*Short task*.
Repeat each line of the material below exactly as it appears, minus any pictures.

*Entries*.
+===+

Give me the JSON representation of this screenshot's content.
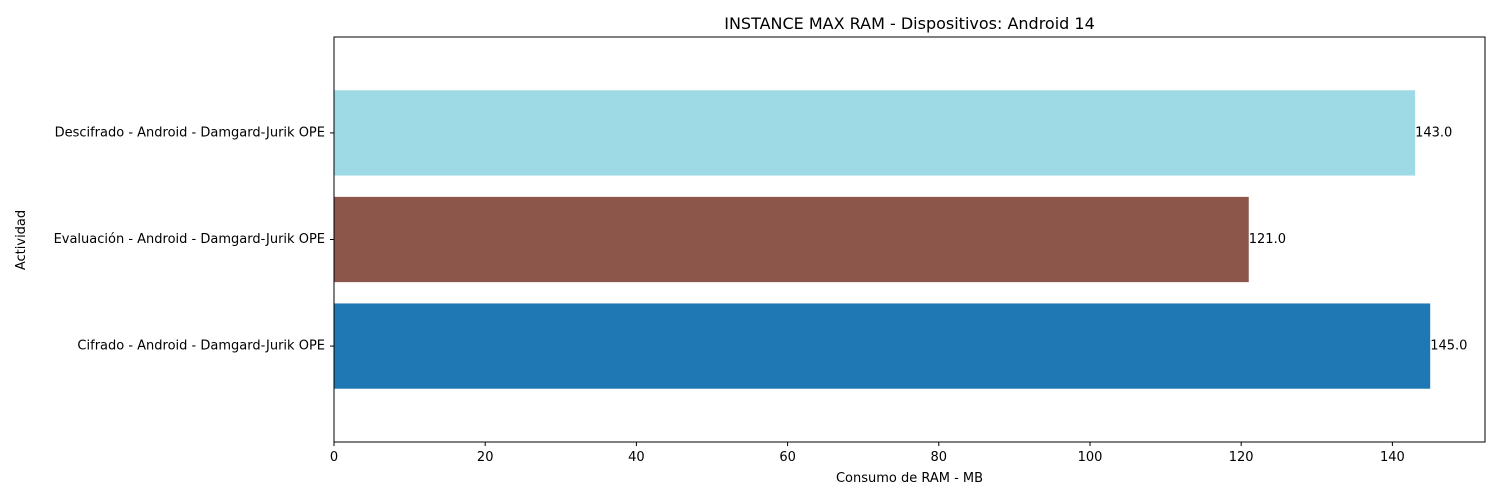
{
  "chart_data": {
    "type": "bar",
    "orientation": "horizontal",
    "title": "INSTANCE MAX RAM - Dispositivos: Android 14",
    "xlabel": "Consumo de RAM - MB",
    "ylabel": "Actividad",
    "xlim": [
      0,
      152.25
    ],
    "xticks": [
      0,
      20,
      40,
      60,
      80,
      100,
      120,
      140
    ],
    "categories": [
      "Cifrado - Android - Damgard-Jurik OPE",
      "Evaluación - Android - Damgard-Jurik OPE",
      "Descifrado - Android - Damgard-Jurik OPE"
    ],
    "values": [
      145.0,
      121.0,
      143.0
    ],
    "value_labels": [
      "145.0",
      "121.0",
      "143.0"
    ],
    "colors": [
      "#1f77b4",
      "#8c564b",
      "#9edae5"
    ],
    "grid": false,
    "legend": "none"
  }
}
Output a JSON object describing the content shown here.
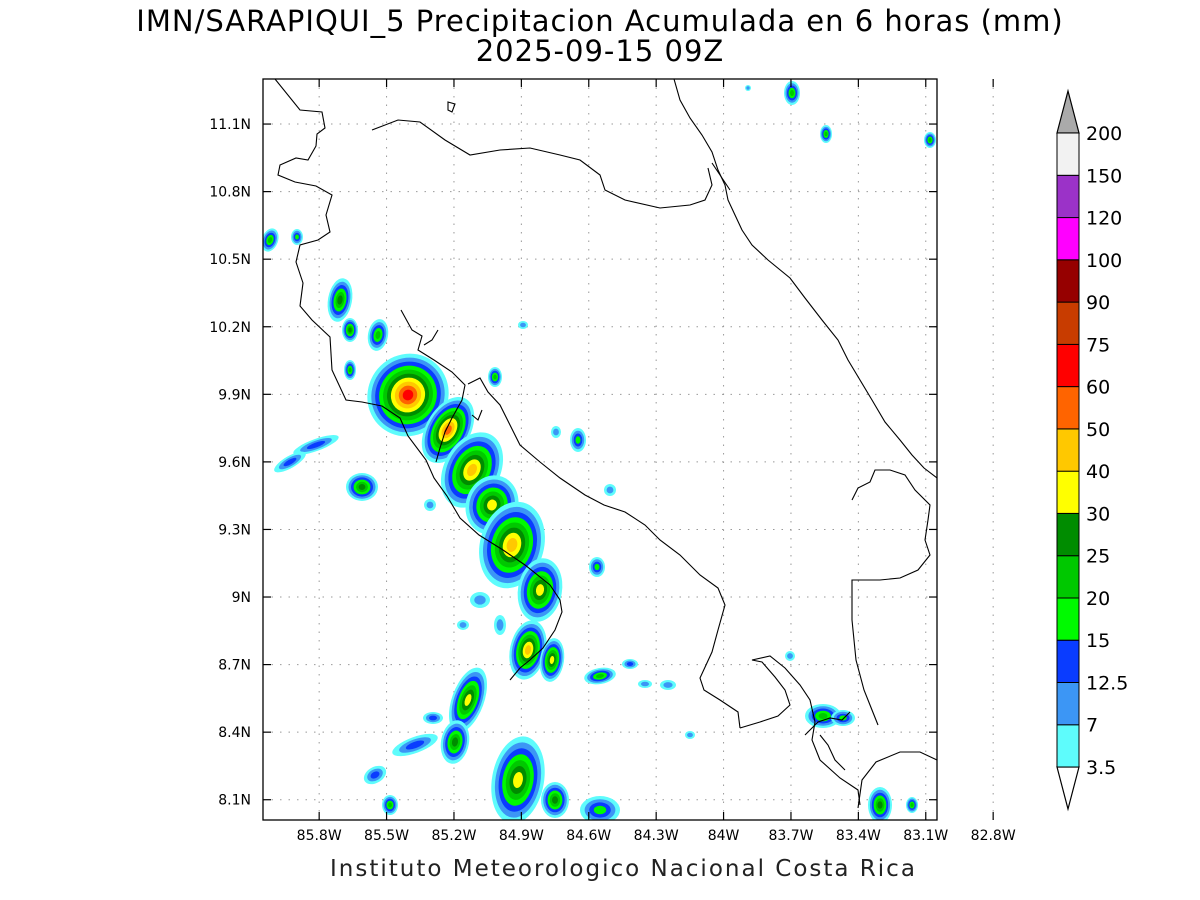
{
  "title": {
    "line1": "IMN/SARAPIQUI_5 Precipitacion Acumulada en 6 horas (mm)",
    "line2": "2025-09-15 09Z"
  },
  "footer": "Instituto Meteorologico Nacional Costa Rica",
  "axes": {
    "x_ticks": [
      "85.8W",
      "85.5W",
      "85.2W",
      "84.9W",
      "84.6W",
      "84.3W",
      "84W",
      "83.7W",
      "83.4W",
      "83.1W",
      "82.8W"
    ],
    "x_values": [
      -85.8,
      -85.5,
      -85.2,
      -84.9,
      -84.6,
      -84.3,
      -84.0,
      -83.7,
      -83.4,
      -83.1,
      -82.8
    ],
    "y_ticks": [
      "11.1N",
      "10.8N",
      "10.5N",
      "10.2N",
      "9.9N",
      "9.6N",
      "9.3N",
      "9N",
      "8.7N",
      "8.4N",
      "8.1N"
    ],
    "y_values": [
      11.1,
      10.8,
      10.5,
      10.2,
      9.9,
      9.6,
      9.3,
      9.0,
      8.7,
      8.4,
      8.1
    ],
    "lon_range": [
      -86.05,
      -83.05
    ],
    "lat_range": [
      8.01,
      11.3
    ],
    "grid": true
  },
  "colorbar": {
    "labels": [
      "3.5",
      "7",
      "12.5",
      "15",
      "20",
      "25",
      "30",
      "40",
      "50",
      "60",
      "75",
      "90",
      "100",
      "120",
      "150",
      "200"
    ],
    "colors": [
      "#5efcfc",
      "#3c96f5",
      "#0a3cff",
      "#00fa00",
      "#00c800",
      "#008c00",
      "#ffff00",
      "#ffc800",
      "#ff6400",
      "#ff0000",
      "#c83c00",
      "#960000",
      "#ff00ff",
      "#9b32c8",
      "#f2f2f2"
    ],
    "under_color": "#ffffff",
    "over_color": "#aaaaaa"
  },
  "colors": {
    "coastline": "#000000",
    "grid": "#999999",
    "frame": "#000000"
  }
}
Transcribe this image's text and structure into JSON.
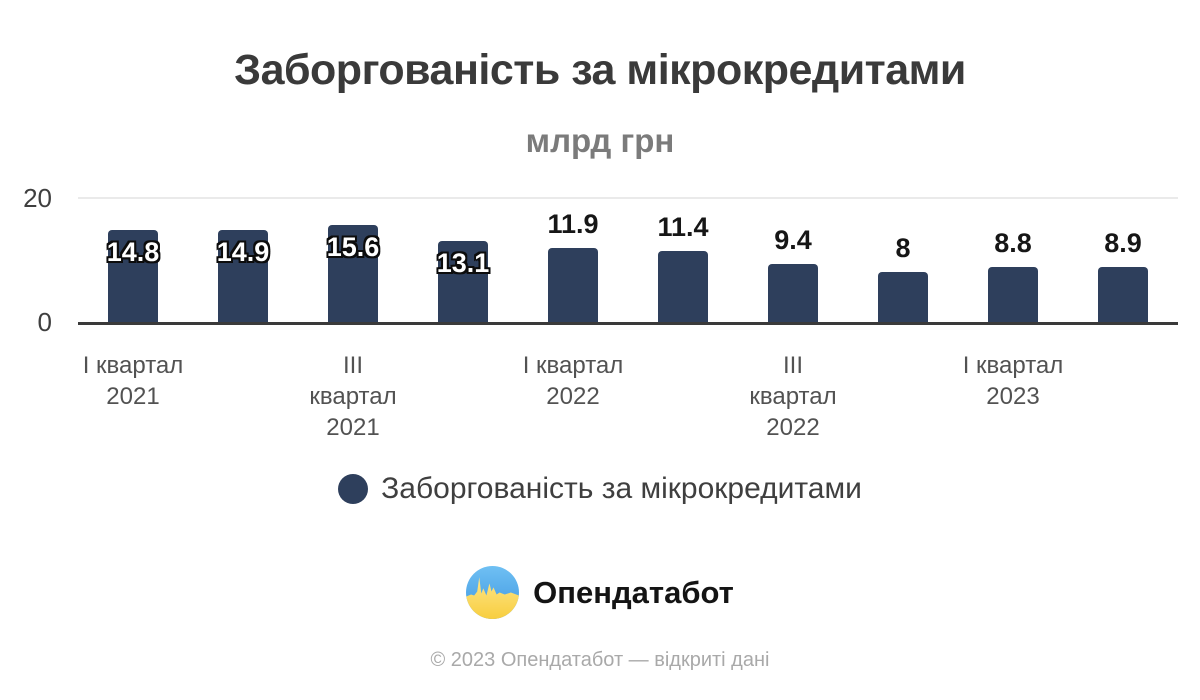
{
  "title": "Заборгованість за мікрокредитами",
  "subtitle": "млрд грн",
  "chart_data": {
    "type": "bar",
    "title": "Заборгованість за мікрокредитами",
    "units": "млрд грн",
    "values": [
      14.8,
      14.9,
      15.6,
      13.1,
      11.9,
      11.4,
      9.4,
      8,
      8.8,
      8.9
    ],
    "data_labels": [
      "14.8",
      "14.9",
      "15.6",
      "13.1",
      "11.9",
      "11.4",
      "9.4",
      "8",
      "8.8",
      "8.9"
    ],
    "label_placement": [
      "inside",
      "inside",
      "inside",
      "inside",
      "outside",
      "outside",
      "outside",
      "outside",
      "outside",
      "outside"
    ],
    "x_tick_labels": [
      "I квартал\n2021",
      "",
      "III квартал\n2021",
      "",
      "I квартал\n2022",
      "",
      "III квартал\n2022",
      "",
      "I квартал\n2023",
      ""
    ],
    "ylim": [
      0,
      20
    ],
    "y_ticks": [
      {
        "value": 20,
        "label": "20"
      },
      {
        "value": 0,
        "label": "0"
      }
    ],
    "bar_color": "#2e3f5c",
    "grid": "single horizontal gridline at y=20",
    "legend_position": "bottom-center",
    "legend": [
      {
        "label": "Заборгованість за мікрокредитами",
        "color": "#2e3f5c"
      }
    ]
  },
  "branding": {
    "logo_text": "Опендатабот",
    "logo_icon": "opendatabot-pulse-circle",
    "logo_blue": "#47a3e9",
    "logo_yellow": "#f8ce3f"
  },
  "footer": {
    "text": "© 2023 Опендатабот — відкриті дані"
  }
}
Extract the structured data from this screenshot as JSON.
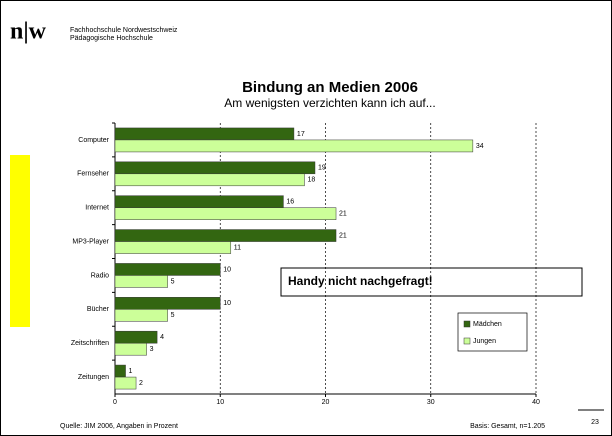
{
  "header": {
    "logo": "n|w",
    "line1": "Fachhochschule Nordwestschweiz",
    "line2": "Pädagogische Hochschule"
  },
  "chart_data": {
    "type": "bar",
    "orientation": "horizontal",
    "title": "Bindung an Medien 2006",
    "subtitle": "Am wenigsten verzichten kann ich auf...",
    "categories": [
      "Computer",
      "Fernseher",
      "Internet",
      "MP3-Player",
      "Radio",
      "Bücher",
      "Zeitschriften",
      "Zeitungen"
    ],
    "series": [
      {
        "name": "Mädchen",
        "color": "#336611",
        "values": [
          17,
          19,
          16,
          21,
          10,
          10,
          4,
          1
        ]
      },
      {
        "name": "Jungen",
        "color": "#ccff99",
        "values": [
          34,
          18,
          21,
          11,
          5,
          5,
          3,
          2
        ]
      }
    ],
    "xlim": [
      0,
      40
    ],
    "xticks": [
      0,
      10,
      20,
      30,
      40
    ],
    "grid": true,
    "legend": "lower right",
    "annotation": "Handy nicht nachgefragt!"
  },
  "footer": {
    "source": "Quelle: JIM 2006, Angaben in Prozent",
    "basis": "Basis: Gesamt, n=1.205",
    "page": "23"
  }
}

+===+

*Task solution*.
Give me the JSON representation of this screenshot's content.
{
  "chart_data": {
    "type": "bar",
    "orientation": "horizontal",
    "title": "INSTANCE MAX RAM - Dispositivos: Android 14",
    "xlabel": "Consumo de RAM - MB",
    "ylabel": "Actividad",
    "xlim": [
      0,
      152.25
    ],
    "xticks": [
      0,
      20,
      40,
      60,
      80,
      100,
      120,
      140
    ],
    "categories": [
      "Cifrado - Android - Damgard-Jurik OPE",
      "Evaluación - Android - Damgard-Jurik OPE",
      "Descifrado - Android - Damgard-Jurik OPE"
    ],
    "values": [
      145.0,
      121.0,
      143.0
    ],
    "value_labels": [
      "145.0",
      "121.0",
      "143.0"
    ],
    "colors": [
      "#1f77b4",
      "#8c564b",
      "#9edae5"
    ],
    "grid": false,
    "legend": "none"
  }
}
Output a JSON object describing the content shown here.
{
  "title": {
    "line1": "IMN/SARAPIQUI_5 Precipitacion Acumulada en 6 horas (mm)",
    "line2": "2025-09-15 09Z"
  },
  "footer": "Instituto Meteorologico Nacional Costa Rica",
  "axes": {
    "x_ticks": [
      "85.8W",
      "85.5W",
      "85.2W",
      "84.9W",
      "84.6W",
      "84.3W",
      "84W",
      "83.7W",
      "83.4W",
      "83.1W",
      "82.8W"
    ],
    "x_values": [
      -85.8,
      -85.5,
      -85.2,
      -84.9,
      -84.6,
      -84.3,
      -84.0,
      -83.7,
      -83.4,
      -83.1,
      -82.8
    ],
    "y_ticks": [
      "11.1N",
      "10.8N",
      "10.5N",
      "10.2N",
      "9.9N",
      "9.6N",
      "9.3N",
      "9N",
      "8.7N",
      "8.4N",
      "8.1N"
    ],
    "y_values": [
      11.1,
      10.8,
      10.5,
      10.2,
      9.9,
      9.6,
      9.3,
      9.0,
      8.7,
      8.4,
      8.1
    ],
    "lon_range": [
      -86.05,
      -83.05
    ],
    "lat_range": [
      8.01,
      11.3
    ],
    "grid": true
  },
  "colorbar": {
    "labels": [
      "3.5",
      "7",
      "12.5",
      "15",
      "20",
      "25",
      "30",
      "40",
      "50",
      "60",
      "75",
      "90",
      "100",
      "120",
      "150",
      "200"
    ],
    "colors": [
      "#5efcfc",
      "#3c96f5",
      "#0a3cff",
      "#00fa00",
      "#00c800",
      "#008c00",
      "#ffff00",
      "#ffc800",
      "#ff6400",
      "#ff0000",
      "#c83c00",
      "#960000",
      "#ff00ff",
      "#9b32c8",
      "#f2f2f2"
    ],
    "under_color": "#ffffff",
    "over_color": "#aaaaaa"
  },
  "colors": {
    "coastline": "#000000",
    "grid": "#999999",
    "frame": "#000000"
  }
}
Transcribe this image's text and structure into JSON.
{
  "title": "Заборгованість за мікрокредитами",
  "subtitle": "млрд грн",
  "chart_data": {
    "type": "bar",
    "title": "Заборгованість за мікрокредитами",
    "units": "млрд грн",
    "values": [
      14.8,
      14.9,
      15.6,
      13.1,
      11.9,
      11.4,
      9.4,
      8,
      8.8,
      8.9
    ],
    "data_labels": [
      "14.8",
      "14.9",
      "15.6",
      "13.1",
      "11.9",
      "11.4",
      "9.4",
      "8",
      "8.8",
      "8.9"
    ],
    "label_placement": [
      "inside",
      "inside",
      "inside",
      "inside",
      "outside",
      "outside",
      "outside",
      "outside",
      "outside",
      "outside"
    ],
    "x_tick_labels": [
      "I квартал\n2021",
      "",
      "III квартал\n2021",
      "",
      "I квартал\n2022",
      "",
      "III квартал\n2022",
      "",
      "I квартал\n2023",
      ""
    ],
    "ylim": [
      0,
      20
    ],
    "y_ticks": [
      {
        "value": 20,
        "label": "20"
      },
      {
        "value": 0,
        "label": "0"
      }
    ],
    "bar_color": "#2e3f5c",
    "grid": "single horizontal gridline at y=20",
    "legend_position": "bottom-center",
    "legend": [
      {
        "label": "Заборгованість за мікрокредитами",
        "color": "#2e3f5c"
      }
    ]
  },
  "branding": {
    "logo_text": "Опендатабот",
    "logo_icon": "opendatabot-pulse-circle",
    "logo_blue": "#47a3e9",
    "logo_yellow": "#f8ce3f"
  },
  "footer": {
    "text": "© 2023 Опендатабот — відкриті дані"
  }
}
Extract the structured data from this screenshot as JSON.
{
  "header": {
    "logo": "n|w",
    "line1": "Fachhochschule Nordwestschweiz",
    "line2": "Pädagogische Hochschule"
  },
  "chart_data": {
    "type": "bar",
    "orientation": "horizontal",
    "title": "Bindung an Medien 2006",
    "subtitle": "Am wenigsten verzichten kann ich auf...",
    "categories": [
      "Computer",
      "Fernseher",
      "Internet",
      "MP3-Player",
      "Radio",
      "Bücher",
      "Zeitschriften",
      "Zeitungen"
    ],
    "series": [
      {
        "name": "Mädchen",
        "color": "#336611",
        "values": [
          17,
          19,
          16,
          21,
          10,
          10,
          4,
          1
        ]
      },
      {
        "name": "Jungen",
        "color": "#ccff99",
        "values": [
          34,
          18,
          21,
          11,
          5,
          5,
          3,
          2
        ]
      }
    ],
    "xlim": [
      0,
      40
    ],
    "xticks": [
      0,
      10,
      20,
      30,
      40
    ],
    "grid": true,
    "legend": "lower right",
    "annotation": "Handy nicht nachgefragt!"
  },
  "footer": {
    "source": "Quelle: JIM 2006, Angaben in Prozent",
    "basis": "Basis: Gesamt, n=1.205",
    "page": "23"
  }
}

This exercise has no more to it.